**Data listing:**
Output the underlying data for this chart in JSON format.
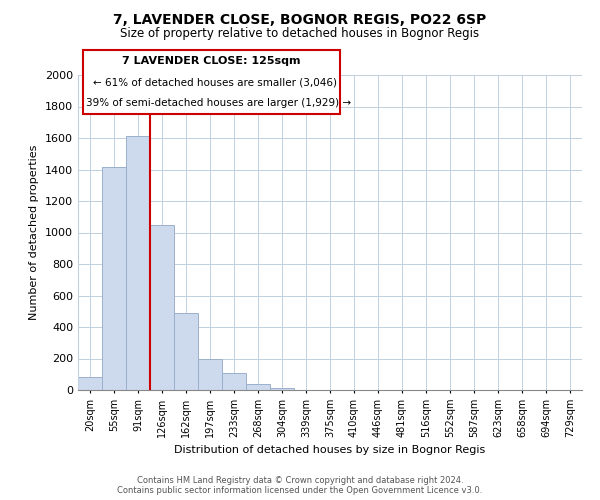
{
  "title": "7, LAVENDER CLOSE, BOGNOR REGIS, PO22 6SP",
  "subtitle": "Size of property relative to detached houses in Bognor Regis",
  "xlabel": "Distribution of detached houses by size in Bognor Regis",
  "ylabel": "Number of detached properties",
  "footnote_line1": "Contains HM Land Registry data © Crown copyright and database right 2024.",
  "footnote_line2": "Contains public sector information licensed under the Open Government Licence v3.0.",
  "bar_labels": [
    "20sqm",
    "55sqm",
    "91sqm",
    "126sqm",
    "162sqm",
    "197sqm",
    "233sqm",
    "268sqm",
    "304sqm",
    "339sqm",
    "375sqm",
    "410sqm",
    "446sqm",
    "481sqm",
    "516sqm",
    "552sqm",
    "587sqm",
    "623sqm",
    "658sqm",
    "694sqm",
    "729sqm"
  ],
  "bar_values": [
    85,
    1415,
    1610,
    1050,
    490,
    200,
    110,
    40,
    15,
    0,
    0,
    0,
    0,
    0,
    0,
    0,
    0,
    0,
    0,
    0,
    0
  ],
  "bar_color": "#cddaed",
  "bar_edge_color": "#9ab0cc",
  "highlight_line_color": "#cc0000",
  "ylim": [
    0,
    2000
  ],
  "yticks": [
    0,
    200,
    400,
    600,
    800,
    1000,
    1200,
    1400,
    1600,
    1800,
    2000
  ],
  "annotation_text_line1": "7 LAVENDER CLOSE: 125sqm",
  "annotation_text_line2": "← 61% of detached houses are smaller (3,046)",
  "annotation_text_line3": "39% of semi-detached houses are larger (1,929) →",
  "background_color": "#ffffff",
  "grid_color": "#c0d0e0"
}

**Task:**
Without including any pictures, please restate all the records exactly.

**Exercise response:**
Output the underlying data for this chart in JSON format.
{
  "title": "7, LAVENDER CLOSE, BOGNOR REGIS, PO22 6SP",
  "subtitle": "Size of property relative to detached houses in Bognor Regis",
  "xlabel": "Distribution of detached houses by size in Bognor Regis",
  "ylabel": "Number of detached properties",
  "footnote_line1": "Contains HM Land Registry data © Crown copyright and database right 2024.",
  "footnote_line2": "Contains public sector information licensed under the Open Government Licence v3.0.",
  "bar_labels": [
    "20sqm",
    "55sqm",
    "91sqm",
    "126sqm",
    "162sqm",
    "197sqm",
    "233sqm",
    "268sqm",
    "304sqm",
    "339sqm",
    "375sqm",
    "410sqm",
    "446sqm",
    "481sqm",
    "516sqm",
    "552sqm",
    "587sqm",
    "623sqm",
    "658sqm",
    "694sqm",
    "729sqm"
  ],
  "bar_values": [
    85,
    1415,
    1610,
    1050,
    490,
    200,
    110,
    40,
    15,
    0,
    0,
    0,
    0,
    0,
    0,
    0,
    0,
    0,
    0,
    0,
    0
  ],
  "bar_color": "#cddaed",
  "bar_edge_color": "#9ab0cc",
  "highlight_line_color": "#cc0000",
  "ylim": [
    0,
    2000
  ],
  "yticks": [
    0,
    200,
    400,
    600,
    800,
    1000,
    1200,
    1400,
    1600,
    1800,
    2000
  ],
  "annotation_text_line1": "7 LAVENDER CLOSE: 125sqm",
  "annotation_text_line2": "← 61% of detached houses are smaller (3,046)",
  "annotation_text_line3": "39% of semi-detached houses are larger (1,929) →",
  "background_color": "#ffffff",
  "grid_color": "#c0d0e0"
}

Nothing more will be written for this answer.